— start of SUPPLIED MATERIAL —
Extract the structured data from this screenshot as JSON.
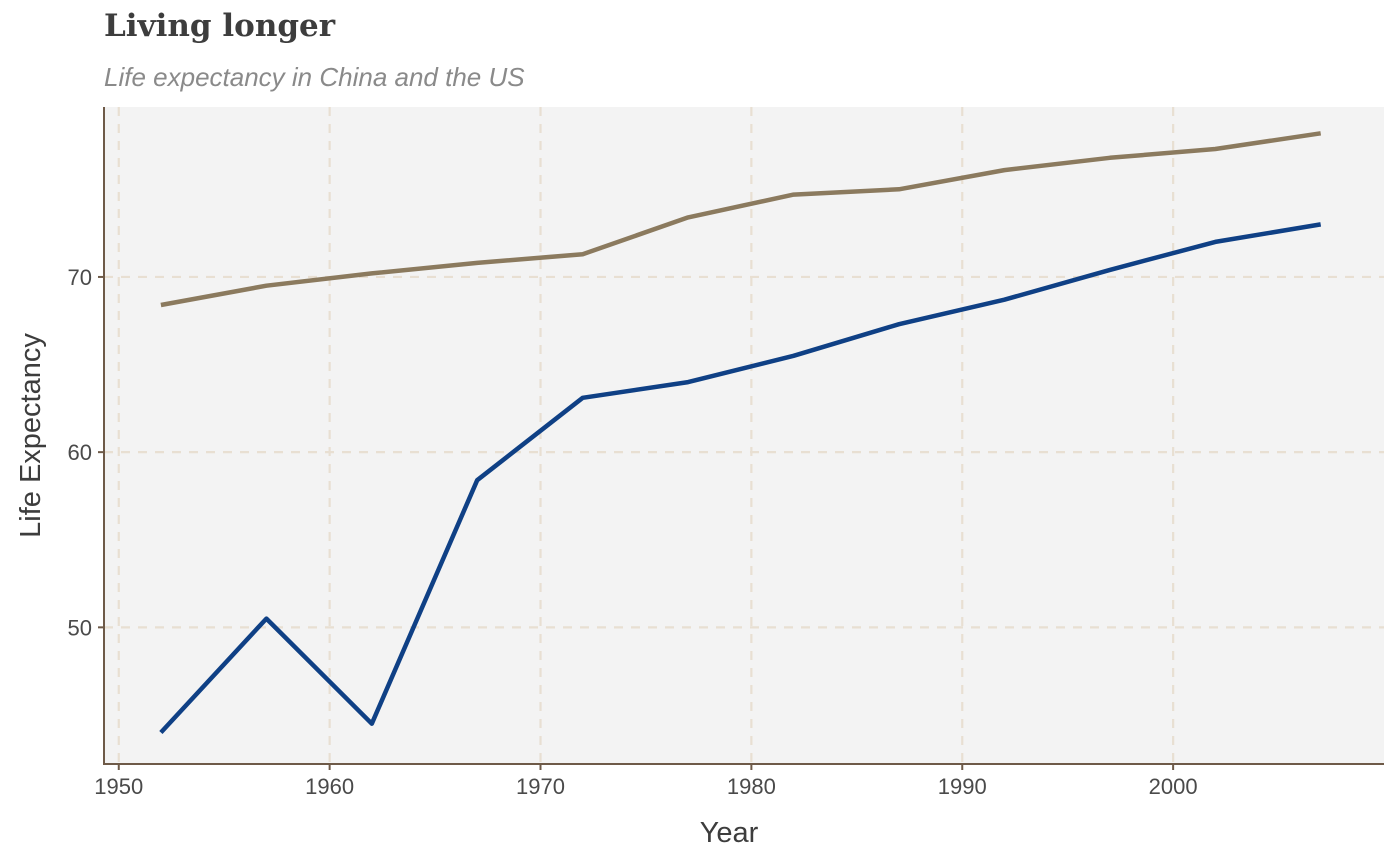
{
  "chart_data": {
    "type": "line",
    "title": "Living longer",
    "subtitle": "Life expectancy in China and the US",
    "xlabel": "Year",
    "ylabel": "Life Expectancy",
    "x": [
      1952,
      1957,
      1962,
      1967,
      1972,
      1977,
      1982,
      1987,
      1992,
      1997,
      2002,
      2007
    ],
    "series": [
      {
        "color": "#8b7a5e",
        "values": [
          68.4,
          69.5,
          70.2,
          70.8,
          71.3,
          73.4,
          74.7,
          75.0,
          76.1,
          76.8,
          77.3,
          78.2
        ]
      },
      {
        "color": "#0f4085",
        "values": [
          44.0,
          50.5,
          44.5,
          58.4,
          63.1,
          64.0,
          65.5,
          67.3,
          68.7,
          70.4,
          72.0,
          73.0
        ]
      }
    ],
    "xlim": [
      1949.3,
      2010
    ],
    "ylim": [
      42.2,
      79.7
    ],
    "xticks": [
      1950,
      1960,
      1970,
      1980,
      1990,
      2000
    ],
    "yticks": [
      50,
      60,
      70
    ],
    "grid": true,
    "background": "#f3f3f3",
    "grid_color": "#e8dfd2",
    "axis_color": "#6e5a48"
  }
}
— end of SUPPLIED MATERIAL —
▶ DESCRIPTION OF THE TASK: Copy each line of the listing that contains the string "Life".

▶ REPLY TO THE TASK:
    "subtitle": "Life expectancy in China and the US",
    "ylabel": "Life Expectancy",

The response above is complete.